Working data:
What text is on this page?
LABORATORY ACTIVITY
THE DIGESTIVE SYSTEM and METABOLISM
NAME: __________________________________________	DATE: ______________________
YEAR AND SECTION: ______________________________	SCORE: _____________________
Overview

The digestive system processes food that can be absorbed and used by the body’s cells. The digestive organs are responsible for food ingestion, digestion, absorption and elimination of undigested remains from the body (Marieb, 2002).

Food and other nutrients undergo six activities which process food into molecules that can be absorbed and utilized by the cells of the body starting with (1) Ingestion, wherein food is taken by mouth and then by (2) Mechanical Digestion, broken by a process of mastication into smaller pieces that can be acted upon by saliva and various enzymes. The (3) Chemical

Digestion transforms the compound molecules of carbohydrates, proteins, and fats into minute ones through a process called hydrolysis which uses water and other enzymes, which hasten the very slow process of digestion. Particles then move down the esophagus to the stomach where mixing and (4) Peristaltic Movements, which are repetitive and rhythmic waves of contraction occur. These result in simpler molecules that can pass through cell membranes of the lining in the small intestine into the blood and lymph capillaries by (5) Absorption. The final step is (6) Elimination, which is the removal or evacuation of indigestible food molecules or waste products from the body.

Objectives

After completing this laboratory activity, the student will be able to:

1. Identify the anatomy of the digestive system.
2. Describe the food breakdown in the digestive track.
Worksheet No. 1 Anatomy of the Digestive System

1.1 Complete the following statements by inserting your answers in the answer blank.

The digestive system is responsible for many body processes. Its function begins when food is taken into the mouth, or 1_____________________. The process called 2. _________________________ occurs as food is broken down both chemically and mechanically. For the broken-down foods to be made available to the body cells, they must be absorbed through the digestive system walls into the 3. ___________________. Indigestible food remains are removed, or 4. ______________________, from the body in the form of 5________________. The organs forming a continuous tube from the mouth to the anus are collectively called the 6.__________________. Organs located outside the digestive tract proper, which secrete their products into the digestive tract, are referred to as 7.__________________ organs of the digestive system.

What the task asks: Count up the lines of the data that include "this". Reply with a number only.

Response area: 2